• [CHALLENGE]:
Set down the stretch of the color-perception conversation below from "Aschwanden: Okay, so" up to and including "the evening light.", word for word.

• [PASSAGE GIVEN]:
Wallisch: Your brain is doing this for you unconsciously.

Aschwanden: So it’s smoothing over the uncertainties by making assumptions about what I’m seeing that are based on my previous experiences.

Wallisch: Yes, exactly.

Aschwanden: And you’re saying that if, say, it’s near sunset, and the light is getting dim. And then, I see a fire engine come down the road. Probably I’m going to assume that it’s red.  

Wallisch: Correct. That’s called the true-color effect.... Your brain is constantly color correcting.... As the day progresses, the mix of wavelengths that reaches you from the atmosphere, they shift from, like, bluish during the day [to], in dusk, more reddish. So as these shift, your brain has to take that into account.

Aschwanden: Okay, so my brain is like a fancy camera. It adjusts the color balance to make the colors look right in the image I’m seeing. It makes sure the fire truck appears red to me in the morning light and also some shade of red in the evening light. 

Wallisch: People are really good at that. But that presumes that you know what lighting is.... In the dress image, we don’t know what the lighting was—could it have been artificial lighting indoors or sunlight.

Aschwanden: Pascal had a hypothesis: what determined whether you saw the dress as white and gold or blue and black was based on what assumptions your brain unconsciously made about what you were seeing.

• [DATA EXCERPT]:

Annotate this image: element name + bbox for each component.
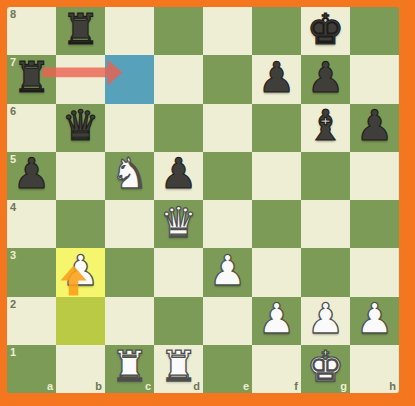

• [SOLUTION TO THIS EXERCISE]:
Aschwanden: Okay, so my brain is like a fancy camera. It adjusts the color balance to make the colors look right in the image I’m seeing. It makes sure the fire truck appears red to me in the morning light and also some shade of red in the evening light.